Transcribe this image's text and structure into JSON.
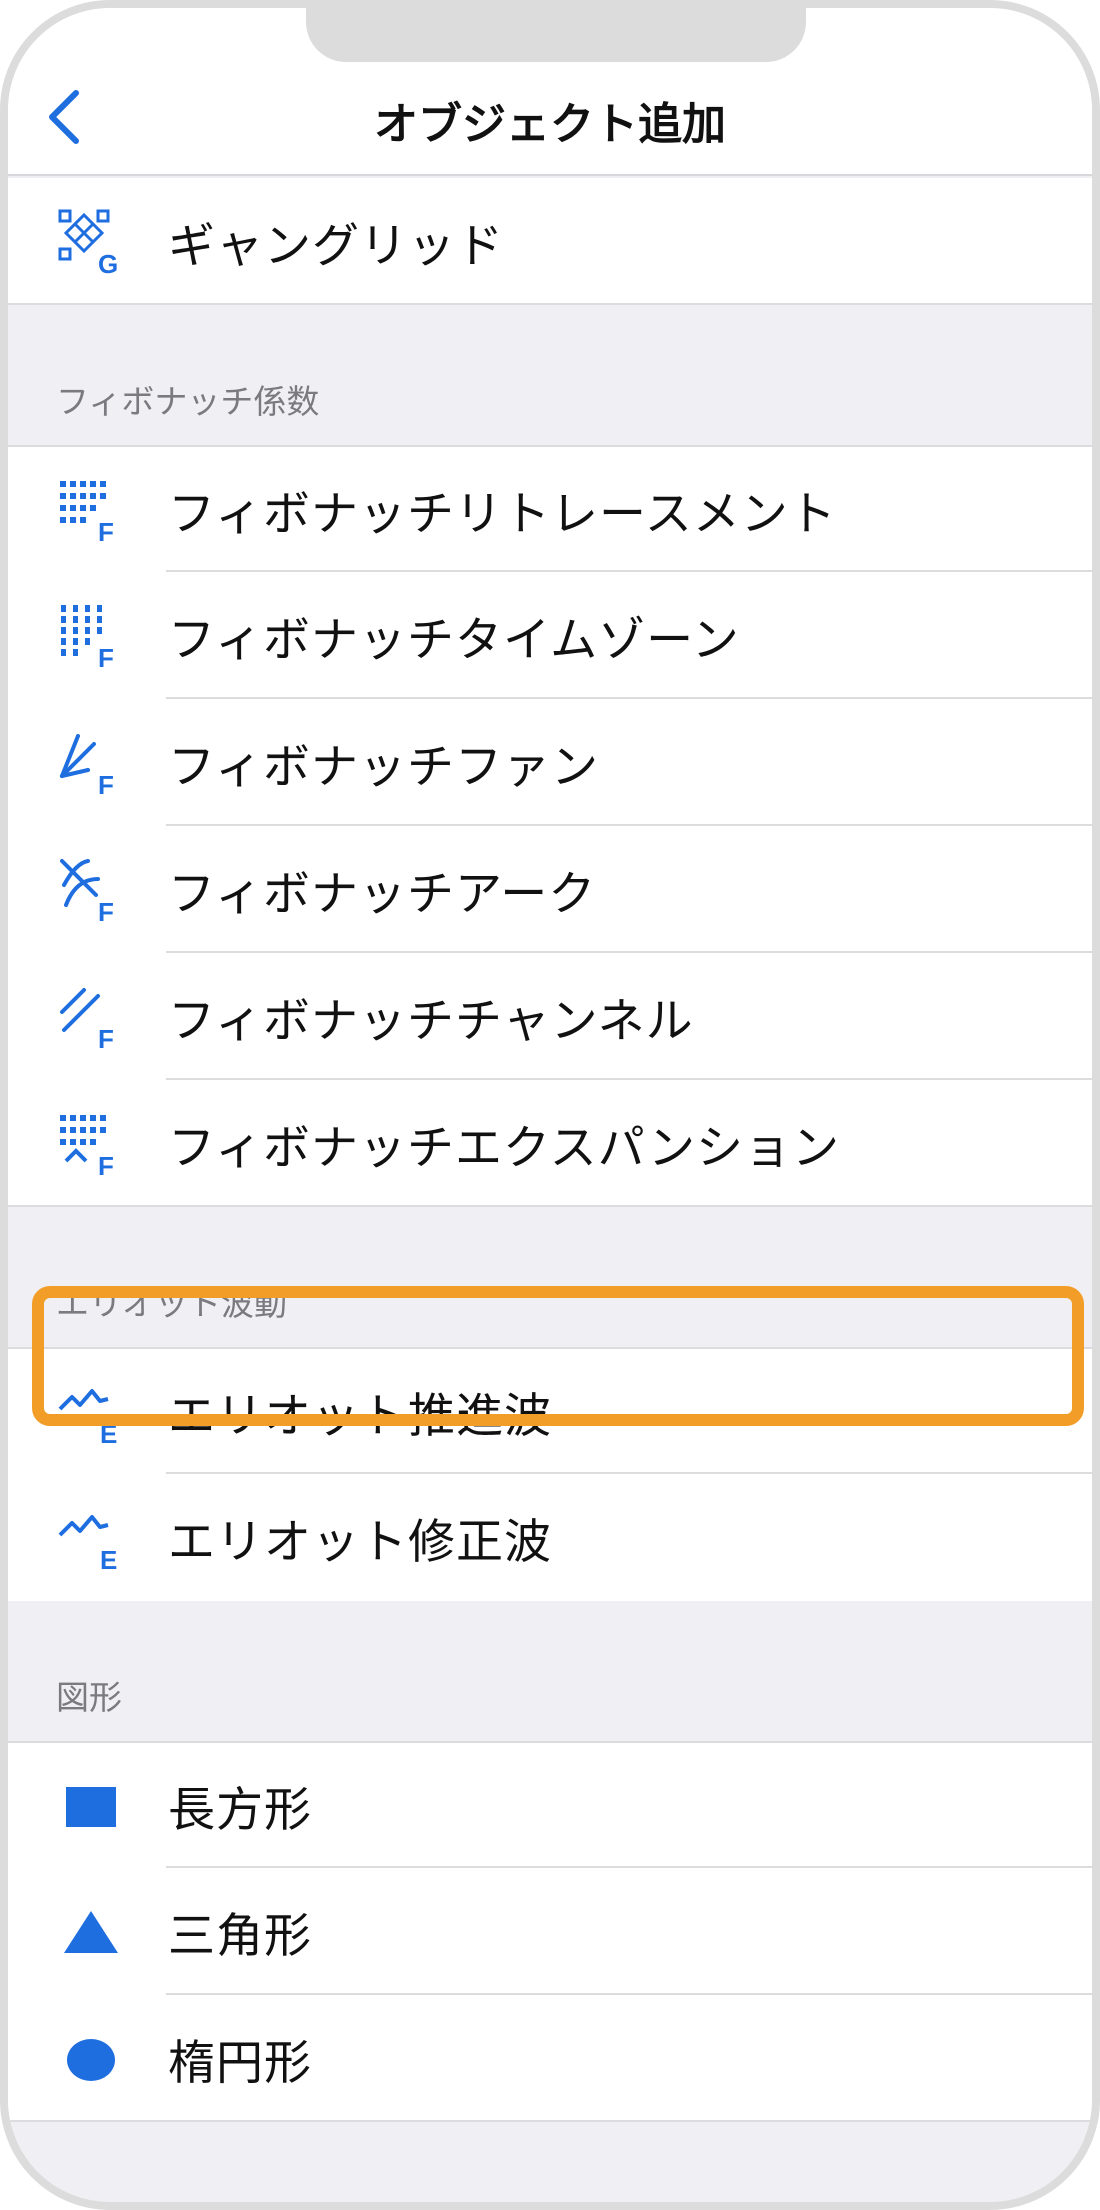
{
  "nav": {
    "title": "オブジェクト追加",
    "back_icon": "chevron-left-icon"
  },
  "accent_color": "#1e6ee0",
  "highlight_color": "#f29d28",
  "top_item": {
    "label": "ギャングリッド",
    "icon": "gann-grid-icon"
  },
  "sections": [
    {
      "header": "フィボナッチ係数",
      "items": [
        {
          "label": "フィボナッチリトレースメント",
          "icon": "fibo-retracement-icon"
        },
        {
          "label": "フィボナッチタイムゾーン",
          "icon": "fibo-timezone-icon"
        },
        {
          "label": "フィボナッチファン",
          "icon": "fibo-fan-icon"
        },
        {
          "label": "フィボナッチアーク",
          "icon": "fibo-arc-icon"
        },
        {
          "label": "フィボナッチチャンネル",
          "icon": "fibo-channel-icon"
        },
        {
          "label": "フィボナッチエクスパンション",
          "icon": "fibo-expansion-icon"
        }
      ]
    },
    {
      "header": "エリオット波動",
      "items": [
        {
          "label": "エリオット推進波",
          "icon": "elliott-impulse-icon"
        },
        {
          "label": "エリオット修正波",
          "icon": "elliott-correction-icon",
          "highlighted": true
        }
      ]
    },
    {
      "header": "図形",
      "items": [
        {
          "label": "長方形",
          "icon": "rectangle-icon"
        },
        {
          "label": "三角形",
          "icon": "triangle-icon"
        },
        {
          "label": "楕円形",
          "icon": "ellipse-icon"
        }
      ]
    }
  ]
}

+++

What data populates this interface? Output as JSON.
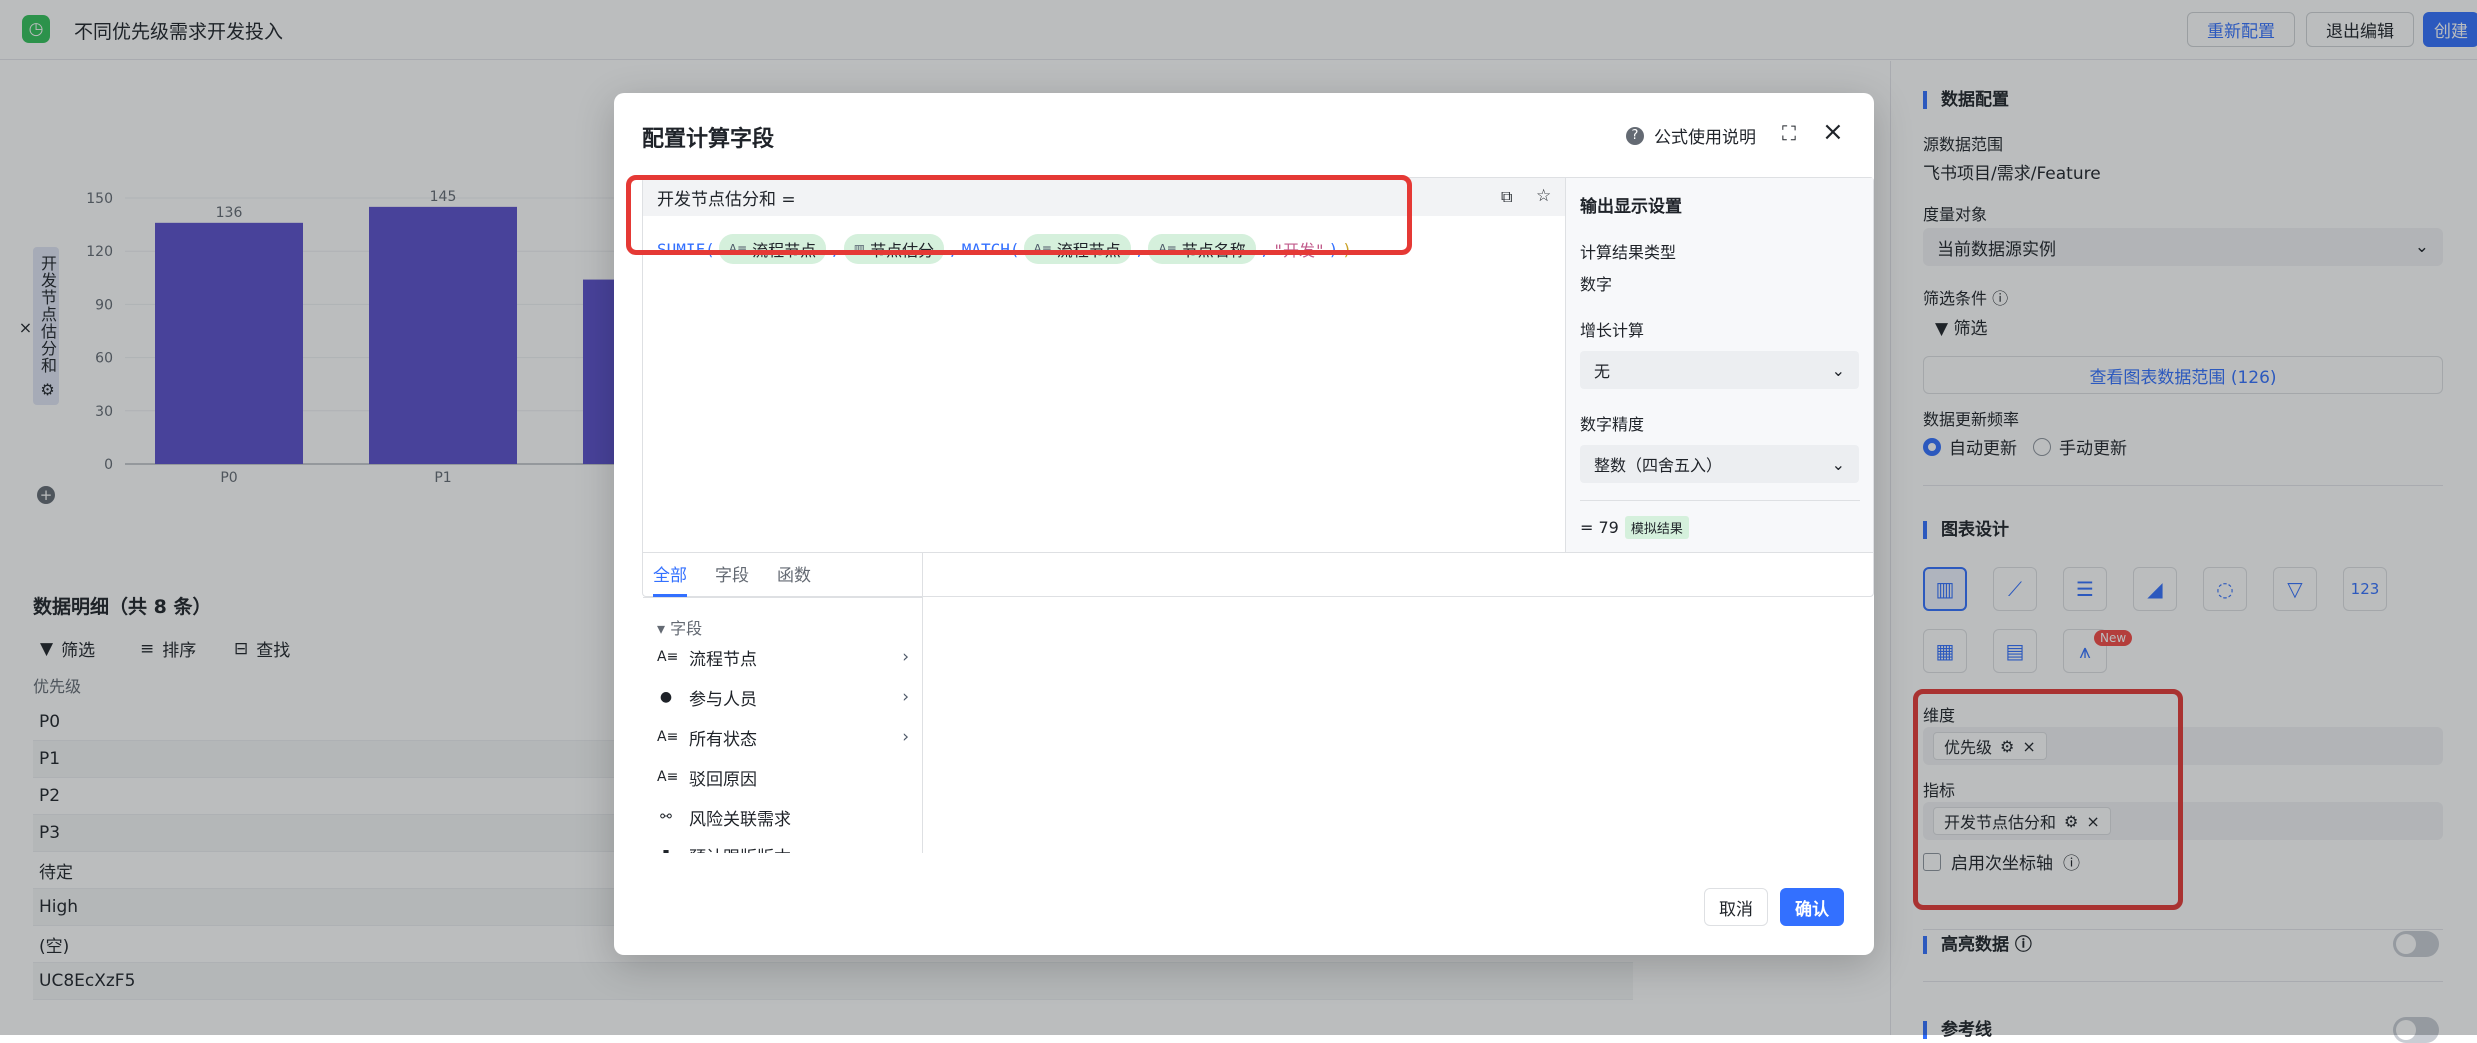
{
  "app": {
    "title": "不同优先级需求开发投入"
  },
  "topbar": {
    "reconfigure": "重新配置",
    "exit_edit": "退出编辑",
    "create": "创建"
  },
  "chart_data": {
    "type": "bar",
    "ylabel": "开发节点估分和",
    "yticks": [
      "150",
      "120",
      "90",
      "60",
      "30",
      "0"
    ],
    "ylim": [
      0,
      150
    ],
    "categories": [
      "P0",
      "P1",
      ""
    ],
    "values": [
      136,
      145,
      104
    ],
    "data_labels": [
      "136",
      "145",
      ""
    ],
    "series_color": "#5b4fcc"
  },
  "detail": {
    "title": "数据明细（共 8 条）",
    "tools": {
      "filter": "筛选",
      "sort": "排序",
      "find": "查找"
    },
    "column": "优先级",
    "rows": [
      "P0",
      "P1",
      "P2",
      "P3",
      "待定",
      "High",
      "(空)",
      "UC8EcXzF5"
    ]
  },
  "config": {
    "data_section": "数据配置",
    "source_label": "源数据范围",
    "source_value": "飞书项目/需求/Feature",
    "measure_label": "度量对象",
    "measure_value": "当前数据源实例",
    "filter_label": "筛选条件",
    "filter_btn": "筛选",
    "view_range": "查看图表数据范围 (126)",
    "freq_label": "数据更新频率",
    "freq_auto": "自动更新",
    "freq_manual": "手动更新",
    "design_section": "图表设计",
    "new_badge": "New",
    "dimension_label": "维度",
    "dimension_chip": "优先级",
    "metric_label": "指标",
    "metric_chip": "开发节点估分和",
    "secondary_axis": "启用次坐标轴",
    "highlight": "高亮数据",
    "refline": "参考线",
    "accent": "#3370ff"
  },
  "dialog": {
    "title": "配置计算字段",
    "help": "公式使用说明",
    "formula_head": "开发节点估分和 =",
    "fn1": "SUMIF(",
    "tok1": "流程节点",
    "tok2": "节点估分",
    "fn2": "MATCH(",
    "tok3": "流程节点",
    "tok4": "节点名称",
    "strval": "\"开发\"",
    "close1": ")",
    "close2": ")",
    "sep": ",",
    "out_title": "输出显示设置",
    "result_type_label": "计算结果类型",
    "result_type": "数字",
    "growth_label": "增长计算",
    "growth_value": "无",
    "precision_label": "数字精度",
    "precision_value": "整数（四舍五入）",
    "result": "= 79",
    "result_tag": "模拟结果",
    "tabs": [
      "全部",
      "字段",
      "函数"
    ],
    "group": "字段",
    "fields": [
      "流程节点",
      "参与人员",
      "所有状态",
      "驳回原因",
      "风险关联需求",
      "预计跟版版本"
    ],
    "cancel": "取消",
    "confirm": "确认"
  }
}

+++

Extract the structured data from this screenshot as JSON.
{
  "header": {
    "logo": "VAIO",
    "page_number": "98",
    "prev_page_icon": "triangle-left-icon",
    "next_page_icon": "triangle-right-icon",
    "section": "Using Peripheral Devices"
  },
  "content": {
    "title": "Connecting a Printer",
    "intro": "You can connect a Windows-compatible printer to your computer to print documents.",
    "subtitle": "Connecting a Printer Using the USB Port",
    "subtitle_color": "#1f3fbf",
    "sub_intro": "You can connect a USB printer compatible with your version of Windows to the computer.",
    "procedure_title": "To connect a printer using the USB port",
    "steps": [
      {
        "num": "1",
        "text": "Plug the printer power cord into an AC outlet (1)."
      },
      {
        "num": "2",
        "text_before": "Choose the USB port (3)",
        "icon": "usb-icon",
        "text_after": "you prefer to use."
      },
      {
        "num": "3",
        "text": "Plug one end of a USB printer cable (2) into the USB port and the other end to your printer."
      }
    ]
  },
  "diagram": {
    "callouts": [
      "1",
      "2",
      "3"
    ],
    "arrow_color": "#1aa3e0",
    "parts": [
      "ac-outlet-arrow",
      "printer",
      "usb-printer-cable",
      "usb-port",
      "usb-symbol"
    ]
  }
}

+++

- Brief: Extract every line containing the string "your" from the material.

- Task answer:
    "intro": "You can connect a Windows-compatible printer to your computer to print documents.",
    "sub_intro": "You can connect a USB printer compatible with your version of Windows to the computer.",
        "text": "Plug one end of a USB printer cable (2) into the USB port and the other end to your printer."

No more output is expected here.